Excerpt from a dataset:

-- begin --

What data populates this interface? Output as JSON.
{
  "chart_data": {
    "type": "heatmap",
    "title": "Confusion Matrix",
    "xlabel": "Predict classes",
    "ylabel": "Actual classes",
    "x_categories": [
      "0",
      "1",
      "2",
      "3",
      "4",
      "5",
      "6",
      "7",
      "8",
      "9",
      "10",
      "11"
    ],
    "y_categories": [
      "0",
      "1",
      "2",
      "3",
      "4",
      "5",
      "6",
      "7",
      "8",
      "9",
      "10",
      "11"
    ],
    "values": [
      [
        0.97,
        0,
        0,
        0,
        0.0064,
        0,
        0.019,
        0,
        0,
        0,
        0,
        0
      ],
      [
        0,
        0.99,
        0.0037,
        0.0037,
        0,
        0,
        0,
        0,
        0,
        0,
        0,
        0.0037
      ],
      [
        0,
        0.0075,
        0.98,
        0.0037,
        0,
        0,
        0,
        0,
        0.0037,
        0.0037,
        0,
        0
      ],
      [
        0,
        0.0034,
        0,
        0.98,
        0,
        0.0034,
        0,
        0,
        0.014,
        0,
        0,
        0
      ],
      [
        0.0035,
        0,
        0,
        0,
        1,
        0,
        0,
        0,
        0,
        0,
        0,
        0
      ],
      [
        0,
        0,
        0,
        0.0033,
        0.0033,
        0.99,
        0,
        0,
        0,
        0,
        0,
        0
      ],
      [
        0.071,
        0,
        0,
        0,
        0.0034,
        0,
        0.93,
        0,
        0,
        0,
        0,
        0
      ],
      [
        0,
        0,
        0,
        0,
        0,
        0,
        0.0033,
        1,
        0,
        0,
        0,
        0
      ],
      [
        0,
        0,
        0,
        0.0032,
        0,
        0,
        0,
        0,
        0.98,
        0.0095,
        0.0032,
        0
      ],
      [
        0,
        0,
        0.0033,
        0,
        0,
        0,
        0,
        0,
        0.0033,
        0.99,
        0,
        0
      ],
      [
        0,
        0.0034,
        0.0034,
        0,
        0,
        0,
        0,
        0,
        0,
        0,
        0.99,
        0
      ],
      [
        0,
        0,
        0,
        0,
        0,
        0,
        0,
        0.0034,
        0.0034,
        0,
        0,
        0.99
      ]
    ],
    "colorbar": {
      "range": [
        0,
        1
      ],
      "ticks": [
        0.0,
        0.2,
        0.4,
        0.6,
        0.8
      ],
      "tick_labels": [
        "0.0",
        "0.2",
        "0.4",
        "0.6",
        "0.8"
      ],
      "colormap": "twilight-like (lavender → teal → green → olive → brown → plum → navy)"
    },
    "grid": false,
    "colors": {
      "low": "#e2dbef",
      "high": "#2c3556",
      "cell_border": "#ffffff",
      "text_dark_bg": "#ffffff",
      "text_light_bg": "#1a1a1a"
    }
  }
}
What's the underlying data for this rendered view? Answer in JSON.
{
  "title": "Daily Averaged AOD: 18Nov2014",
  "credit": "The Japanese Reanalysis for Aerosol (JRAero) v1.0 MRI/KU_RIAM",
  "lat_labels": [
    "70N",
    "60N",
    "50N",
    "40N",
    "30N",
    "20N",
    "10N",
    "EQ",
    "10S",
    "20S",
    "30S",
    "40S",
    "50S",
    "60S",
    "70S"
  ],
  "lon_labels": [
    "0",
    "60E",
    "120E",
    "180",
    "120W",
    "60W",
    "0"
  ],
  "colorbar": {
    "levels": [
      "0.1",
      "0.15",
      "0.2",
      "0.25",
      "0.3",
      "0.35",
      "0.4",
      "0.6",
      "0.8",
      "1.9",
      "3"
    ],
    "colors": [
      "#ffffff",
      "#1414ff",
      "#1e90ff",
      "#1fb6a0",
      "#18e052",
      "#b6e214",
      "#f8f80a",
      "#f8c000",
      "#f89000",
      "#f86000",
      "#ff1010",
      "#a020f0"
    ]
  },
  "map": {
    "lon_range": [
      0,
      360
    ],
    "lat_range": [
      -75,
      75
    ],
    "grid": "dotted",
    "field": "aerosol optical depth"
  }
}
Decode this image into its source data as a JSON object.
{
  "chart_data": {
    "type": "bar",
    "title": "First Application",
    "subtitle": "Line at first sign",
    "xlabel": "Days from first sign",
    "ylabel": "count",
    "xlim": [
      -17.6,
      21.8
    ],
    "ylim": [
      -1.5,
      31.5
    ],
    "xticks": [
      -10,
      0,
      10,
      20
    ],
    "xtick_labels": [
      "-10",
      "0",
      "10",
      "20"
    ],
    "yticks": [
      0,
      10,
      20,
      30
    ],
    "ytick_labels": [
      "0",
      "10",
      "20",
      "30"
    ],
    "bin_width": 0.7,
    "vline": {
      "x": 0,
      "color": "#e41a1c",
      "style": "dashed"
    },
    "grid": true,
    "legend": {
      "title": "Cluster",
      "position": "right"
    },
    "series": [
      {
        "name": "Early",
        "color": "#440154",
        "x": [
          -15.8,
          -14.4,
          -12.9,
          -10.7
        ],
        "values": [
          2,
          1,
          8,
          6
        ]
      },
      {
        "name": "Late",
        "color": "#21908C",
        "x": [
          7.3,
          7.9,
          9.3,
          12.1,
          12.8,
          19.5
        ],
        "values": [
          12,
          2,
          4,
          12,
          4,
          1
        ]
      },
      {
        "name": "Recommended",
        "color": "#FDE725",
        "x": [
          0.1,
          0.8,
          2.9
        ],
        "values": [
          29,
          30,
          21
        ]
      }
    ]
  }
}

-- end --

THE TASK:
Show each line holding the word "ffffff".

REPLY:
      "cell_border": "#ffffff",
      "text_dark_bg": "#ffffff",
      "#ffffff",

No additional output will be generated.